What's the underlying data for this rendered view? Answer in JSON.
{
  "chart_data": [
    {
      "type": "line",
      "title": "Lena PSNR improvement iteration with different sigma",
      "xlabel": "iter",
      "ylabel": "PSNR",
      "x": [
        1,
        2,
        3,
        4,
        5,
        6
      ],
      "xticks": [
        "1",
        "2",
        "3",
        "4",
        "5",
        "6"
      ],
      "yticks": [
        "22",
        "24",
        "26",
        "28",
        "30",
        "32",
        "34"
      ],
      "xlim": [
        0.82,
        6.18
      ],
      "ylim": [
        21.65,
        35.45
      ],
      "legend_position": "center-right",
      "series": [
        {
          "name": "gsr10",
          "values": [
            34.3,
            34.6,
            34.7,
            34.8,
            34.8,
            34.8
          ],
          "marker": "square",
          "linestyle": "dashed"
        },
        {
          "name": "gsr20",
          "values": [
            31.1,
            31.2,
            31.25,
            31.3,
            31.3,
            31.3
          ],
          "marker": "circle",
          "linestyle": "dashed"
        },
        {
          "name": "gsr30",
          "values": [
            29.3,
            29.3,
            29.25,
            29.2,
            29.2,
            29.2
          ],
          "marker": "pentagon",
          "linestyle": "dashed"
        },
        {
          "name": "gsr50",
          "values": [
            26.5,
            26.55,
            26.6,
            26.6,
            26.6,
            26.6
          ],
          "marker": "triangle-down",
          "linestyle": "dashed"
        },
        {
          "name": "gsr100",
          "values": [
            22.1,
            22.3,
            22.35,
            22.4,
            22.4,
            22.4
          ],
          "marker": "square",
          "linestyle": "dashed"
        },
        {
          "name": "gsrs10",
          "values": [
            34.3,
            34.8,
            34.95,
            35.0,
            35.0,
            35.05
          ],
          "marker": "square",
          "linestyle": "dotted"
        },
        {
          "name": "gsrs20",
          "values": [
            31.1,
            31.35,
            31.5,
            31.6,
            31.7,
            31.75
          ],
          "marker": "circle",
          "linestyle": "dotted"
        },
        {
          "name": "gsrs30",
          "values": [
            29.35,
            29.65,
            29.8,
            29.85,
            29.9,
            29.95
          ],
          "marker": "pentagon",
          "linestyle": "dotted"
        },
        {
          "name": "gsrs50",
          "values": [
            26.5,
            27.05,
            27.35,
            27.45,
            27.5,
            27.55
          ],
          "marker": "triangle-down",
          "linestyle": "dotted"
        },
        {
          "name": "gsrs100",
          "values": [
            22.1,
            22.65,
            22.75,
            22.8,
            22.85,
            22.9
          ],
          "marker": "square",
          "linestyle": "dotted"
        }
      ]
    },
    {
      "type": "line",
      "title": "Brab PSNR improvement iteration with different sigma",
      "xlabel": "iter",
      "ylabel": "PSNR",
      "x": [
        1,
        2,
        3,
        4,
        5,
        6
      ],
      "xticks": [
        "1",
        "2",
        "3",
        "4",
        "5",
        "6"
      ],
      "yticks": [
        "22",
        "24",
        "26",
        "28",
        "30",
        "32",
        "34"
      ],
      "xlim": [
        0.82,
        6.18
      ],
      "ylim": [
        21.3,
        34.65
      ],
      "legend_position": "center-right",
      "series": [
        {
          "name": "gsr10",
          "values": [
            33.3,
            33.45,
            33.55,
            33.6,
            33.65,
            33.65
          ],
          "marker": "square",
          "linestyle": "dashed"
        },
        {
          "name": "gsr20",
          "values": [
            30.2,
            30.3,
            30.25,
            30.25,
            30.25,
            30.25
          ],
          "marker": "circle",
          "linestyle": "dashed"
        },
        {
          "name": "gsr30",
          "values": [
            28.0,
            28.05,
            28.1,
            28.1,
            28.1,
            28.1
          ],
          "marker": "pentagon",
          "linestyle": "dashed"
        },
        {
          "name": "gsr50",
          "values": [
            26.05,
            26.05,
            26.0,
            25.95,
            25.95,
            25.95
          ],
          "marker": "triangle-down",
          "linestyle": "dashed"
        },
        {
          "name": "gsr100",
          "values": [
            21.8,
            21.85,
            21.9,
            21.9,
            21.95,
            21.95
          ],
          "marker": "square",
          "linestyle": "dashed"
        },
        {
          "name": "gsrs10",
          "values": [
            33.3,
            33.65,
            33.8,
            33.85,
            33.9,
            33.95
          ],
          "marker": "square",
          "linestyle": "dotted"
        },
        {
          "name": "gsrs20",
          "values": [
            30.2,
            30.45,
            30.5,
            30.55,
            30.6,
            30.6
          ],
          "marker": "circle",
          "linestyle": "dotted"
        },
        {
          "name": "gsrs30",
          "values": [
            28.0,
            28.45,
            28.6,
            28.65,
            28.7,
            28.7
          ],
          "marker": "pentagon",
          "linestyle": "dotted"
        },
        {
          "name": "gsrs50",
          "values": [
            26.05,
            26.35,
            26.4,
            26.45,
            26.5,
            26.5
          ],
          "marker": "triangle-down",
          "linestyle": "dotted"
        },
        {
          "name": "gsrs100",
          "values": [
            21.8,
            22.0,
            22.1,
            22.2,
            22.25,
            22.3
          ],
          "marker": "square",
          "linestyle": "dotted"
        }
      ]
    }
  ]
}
☆ ☆ ☆ ☆
#### Exercise prompt:
Copy all of the data. Keep every word exactly as it is.

#### Solution:
What's the underlying data for this rendered view? Answer in JSON.
{
  "chart_data": [
    {
      "type": "line",
      "title": "Lena PSNR improvement iteration with different sigma",
      "xlabel": "iter",
      "ylabel": "PSNR",
      "x": [
        1,
        2,
        3,
        4,
        5,
        6
      ],
      "xticks": [
        "1",
        "2",
        "3",
        "4",
        "5",
        "6"
      ],
      "yticks": [
        "22",
        "24",
        "26",
        "28",
        "30",
        "32",
        "34"
      ],
      "xlim": [
        0.82,
        6.18
      ],
      "ylim": [
        21.65,
        35.45
      ],
      "legend_position": "center-right",
      "series": [
        {
          "name": "gsr10",
          "values": [
            34.3,
            34.6,
            34.7,
            34.8,
            34.8,
            34.8
          ],
          "marker": "square",
          "linestyle": "dashed"
        },
        {
          "name": "gsr20",
          "values": [
            31.1,
            31.2,
            31.25,
            31.3,
            31.3,
            31.3
          ],
          "marker": "circle",
          "linestyle": "dashed"
        },
        {
          "name": "gsr30",
          "values": [
            29.3,
            29.3,
            29.25,
            29.2,
            29.2,
            29.2
          ],
          "marker": "pentagon",
          "linestyle": "dashed"
        },
        {
          "name": "gsr50",
          "values": [
            26.5,
            26.55,
            26.6,
            26.6,
            26.6,
            26.6
          ],
          "marker": "triangle-down",
          "linestyle": "dashed"
        },
        {
          "name": "gsr100",
          "values": [
            22.1,
            22.3,
            22.35,
            22.4,
            22.4,
            22.4
          ],
          "marker": "square",
          "linestyle": "dashed"
        },
        {
          "name": "gsrs10",
          "values": [
            34.3,
            34.8,
            34.95,
            35.0,
            35.0,
            35.05
          ],
          "marker": "square",
          "linestyle": "dotted"
        },
        {
          "name": "gsrs20",
          "values": [
            31.1,
            31.35,
            31.5,
            31.6,
            31.7,
            31.75
          ],
          "marker": "circle",
          "linestyle": "dotted"
        },
        {
          "name": "gsrs30",
          "values": [
            29.35,
            29.65,
            29.8,
            29.85,
            29.9,
            29.95
          ],
          "marker": "pentagon",
          "linestyle": "dotted"
        },
        {
          "name": "gsrs50",
          "values": [
            26.5,
            27.05,
            27.35,
            27.45,
            27.5,
            27.55
          ],
          "marker": "triangle-down",
          "linestyle": "dotted"
        },
        {
          "name": "gsrs100",
          "values": [
            22.1,
            22.65,
            22.75,
            22.8,
            22.85,
            22.9
          ],
          "marker": "square",
          "linestyle": "dotted"
        }
      ]
    },
    {
      "type": "line",
      "title": "Brab PSNR improvement iteration with different sigma",
      "xlabel": "iter",
      "ylabel": "PSNR",
      "x": [
        1,
        2,
        3,
        4,
        5,
        6
      ],
      "xticks": [
        "1",
        "2",
        "3",
        "4",
        "5",
        "6"
      ],
      "yticks": [
        "22",
        "24",
        "26",
        "28",
        "30",
        "32",
        "34"
      ],
      "xlim": [
        0.82,
        6.18
      ],
      "ylim": [
        21.3,
        34.65
      ],
      "legend_position": "center-right",
      "series": [
        {
          "name": "gsr10",
          "values": [
            33.3,
            33.45,
            33.55,
            33.6,
            33.65,
            33.65
          ],
          "marker": "square",
          "linestyle": "dashed"
        },
        {
          "name": "gsr20",
          "values": [
            30.2,
            30.3,
            30.25,
            30.25,
            30.25,
            30.25
          ],
          "marker": "circle",
          "linestyle": "dashed"
        },
        {
          "name": "gsr30",
          "values": [
            28.0,
            28.05,
            28.1,
            28.1,
            28.1,
            28.1
          ],
          "marker": "pentagon",
          "linestyle": "dashed"
        },
        {
          "name": "gsr50",
          "values": [
            26.05,
            26.05,
            26.0,
            25.95,
            25.95,
            25.95
          ],
          "marker": "triangle-down",
          "linestyle": "dashed"
        },
        {
          "name": "gsr100",
          "values": [
            21.8,
            21.85,
            21.9,
            21.9,
            21.95,
            21.95
          ],
          "marker": "square",
          "linestyle": "dashed"
        },
        {
          "name": "gsrs10",
          "values": [
            33.3,
            33.65,
            33.8,
            33.85,
            33.9,
            33.95
          ],
          "marker": "square",
          "linestyle": "dotted"
        },
        {
          "name": "gsrs20",
          "values": [
            30.2,
            30.45,
            30.5,
            30.55,
            30.6,
            30.6
          ],
          "marker": "circle",
          "linestyle": "dotted"
        },
        {
          "name": "gsrs30",
          "values": [
            28.0,
            28.45,
            28.6,
            28.65,
            28.7,
            28.7
          ],
          "marker": "pentagon",
          "linestyle": "dotted"
        },
        {
          "name": "gsrs50",
          "values": [
            26.05,
            26.35,
            26.4,
            26.45,
            26.5,
            26.5
          ],
          "marker": "triangle-down",
          "linestyle": "dotted"
        },
        {
          "name": "gsrs100",
          "values": [
            21.8,
            22.0,
            22.1,
            22.2,
            22.25,
            22.3
          ],
          "marker": "square",
          "linestyle": "dotted"
        }
      ]
    }
  ]
}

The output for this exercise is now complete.